» Task statement: Scan the material below for lines with the word "Duck" and report how many there are, with nothing added.

(Records contained in a dataset)
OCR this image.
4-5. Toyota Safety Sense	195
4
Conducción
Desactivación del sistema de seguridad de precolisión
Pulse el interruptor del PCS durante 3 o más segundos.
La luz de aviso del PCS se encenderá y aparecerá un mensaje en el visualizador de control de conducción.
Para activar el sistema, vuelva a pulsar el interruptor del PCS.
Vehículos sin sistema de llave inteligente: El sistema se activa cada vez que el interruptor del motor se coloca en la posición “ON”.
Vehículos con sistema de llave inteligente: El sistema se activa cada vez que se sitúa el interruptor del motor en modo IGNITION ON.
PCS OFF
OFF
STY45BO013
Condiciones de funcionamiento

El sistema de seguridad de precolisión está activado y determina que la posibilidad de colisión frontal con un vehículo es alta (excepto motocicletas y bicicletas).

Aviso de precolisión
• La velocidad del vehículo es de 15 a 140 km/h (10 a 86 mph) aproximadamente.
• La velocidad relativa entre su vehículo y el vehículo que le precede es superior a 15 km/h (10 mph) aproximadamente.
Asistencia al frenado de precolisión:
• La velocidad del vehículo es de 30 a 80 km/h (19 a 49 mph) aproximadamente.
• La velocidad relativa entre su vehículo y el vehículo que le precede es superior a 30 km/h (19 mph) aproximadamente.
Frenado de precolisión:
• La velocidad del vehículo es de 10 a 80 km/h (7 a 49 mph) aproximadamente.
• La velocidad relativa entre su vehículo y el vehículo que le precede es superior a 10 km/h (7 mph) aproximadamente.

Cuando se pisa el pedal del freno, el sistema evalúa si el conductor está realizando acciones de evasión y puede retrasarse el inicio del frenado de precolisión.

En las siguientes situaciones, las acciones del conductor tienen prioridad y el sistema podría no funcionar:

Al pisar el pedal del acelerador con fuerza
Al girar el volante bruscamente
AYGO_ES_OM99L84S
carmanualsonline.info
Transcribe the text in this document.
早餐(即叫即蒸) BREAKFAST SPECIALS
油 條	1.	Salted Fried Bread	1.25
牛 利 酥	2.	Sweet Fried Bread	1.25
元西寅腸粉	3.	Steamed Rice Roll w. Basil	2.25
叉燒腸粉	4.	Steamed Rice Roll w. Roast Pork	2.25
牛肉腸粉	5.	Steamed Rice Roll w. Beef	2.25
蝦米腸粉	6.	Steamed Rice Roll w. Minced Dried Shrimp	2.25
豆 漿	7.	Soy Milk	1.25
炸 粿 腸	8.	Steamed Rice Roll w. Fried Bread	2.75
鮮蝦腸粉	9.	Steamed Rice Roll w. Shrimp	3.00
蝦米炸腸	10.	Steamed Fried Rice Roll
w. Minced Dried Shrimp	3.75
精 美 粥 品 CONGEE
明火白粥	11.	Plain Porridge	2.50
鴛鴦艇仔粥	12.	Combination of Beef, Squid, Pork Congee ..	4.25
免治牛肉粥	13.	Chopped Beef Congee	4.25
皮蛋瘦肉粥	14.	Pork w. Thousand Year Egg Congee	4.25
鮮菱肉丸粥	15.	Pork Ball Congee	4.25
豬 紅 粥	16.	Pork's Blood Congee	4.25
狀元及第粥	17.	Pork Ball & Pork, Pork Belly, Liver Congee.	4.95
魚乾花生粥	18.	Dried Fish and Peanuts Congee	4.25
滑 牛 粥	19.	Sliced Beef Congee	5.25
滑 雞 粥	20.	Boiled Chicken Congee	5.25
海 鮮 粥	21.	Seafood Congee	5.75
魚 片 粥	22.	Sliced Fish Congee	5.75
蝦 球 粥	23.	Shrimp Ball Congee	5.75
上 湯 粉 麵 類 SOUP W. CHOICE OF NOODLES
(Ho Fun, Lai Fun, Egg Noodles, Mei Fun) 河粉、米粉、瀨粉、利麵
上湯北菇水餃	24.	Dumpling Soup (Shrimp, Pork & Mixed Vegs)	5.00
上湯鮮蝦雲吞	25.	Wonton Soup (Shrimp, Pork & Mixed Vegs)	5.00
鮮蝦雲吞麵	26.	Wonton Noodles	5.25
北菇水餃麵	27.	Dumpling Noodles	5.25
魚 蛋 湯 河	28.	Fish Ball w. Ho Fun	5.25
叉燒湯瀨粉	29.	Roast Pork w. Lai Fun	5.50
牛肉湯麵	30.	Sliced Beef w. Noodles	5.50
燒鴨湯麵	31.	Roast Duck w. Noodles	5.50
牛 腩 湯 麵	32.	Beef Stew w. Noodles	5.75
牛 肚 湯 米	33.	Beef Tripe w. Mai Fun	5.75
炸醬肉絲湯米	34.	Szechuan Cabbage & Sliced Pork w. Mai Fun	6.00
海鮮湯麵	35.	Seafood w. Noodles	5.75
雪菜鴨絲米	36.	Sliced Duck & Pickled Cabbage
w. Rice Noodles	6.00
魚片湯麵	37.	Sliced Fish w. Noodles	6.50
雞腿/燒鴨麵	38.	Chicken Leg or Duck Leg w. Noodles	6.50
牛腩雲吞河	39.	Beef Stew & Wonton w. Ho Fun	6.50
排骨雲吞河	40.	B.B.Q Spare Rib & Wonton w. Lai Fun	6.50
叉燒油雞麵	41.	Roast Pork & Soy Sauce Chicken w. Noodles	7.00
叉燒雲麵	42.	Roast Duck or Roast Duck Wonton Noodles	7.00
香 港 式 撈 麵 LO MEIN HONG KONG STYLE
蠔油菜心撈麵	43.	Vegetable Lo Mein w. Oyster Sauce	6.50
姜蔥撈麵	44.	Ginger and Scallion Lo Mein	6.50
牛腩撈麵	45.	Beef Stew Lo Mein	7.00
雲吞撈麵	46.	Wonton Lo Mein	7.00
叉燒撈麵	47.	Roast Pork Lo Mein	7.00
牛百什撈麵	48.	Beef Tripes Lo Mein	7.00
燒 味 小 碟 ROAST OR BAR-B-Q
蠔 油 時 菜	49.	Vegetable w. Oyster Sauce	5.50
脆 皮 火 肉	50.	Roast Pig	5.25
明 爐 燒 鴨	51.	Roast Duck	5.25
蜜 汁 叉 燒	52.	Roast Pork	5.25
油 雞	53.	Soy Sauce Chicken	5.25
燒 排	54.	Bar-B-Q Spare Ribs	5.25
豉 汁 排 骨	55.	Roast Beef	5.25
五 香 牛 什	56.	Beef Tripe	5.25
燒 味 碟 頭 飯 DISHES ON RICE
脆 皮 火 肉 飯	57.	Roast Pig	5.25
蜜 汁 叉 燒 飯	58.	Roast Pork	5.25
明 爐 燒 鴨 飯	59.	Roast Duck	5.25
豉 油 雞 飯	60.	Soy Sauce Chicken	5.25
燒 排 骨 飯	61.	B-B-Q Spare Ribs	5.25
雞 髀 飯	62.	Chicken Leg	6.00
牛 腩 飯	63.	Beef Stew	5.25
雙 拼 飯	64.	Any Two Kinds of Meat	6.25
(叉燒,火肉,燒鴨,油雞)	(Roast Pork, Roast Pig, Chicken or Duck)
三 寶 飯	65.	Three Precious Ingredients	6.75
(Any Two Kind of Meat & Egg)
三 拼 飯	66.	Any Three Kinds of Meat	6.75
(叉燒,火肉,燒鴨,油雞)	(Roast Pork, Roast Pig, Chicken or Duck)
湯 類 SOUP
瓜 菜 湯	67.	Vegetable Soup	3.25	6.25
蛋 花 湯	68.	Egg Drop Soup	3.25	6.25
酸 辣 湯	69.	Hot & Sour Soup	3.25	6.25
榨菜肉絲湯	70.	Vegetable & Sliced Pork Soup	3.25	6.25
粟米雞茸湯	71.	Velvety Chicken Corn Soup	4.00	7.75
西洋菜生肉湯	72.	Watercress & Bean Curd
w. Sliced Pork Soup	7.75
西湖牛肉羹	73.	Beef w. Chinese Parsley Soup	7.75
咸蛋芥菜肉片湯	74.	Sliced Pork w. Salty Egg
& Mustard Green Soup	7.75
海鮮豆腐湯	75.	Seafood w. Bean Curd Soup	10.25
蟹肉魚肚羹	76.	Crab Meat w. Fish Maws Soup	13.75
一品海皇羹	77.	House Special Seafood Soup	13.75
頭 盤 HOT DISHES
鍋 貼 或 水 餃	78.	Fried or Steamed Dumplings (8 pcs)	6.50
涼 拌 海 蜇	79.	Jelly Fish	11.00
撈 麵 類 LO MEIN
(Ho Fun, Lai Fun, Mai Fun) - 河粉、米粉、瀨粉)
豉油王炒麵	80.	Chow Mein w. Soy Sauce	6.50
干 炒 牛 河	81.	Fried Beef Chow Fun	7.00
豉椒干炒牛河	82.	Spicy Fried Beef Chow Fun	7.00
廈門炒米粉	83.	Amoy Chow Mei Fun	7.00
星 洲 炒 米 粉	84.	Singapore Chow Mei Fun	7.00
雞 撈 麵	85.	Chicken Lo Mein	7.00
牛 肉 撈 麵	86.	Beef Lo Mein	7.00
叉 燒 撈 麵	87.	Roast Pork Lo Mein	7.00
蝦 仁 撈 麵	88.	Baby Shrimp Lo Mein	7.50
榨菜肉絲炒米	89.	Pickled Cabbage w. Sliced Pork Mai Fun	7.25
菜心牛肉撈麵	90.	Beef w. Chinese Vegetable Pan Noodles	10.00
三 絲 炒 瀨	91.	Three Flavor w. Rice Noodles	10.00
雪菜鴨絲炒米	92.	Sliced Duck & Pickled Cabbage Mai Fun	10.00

» Finished answer: 9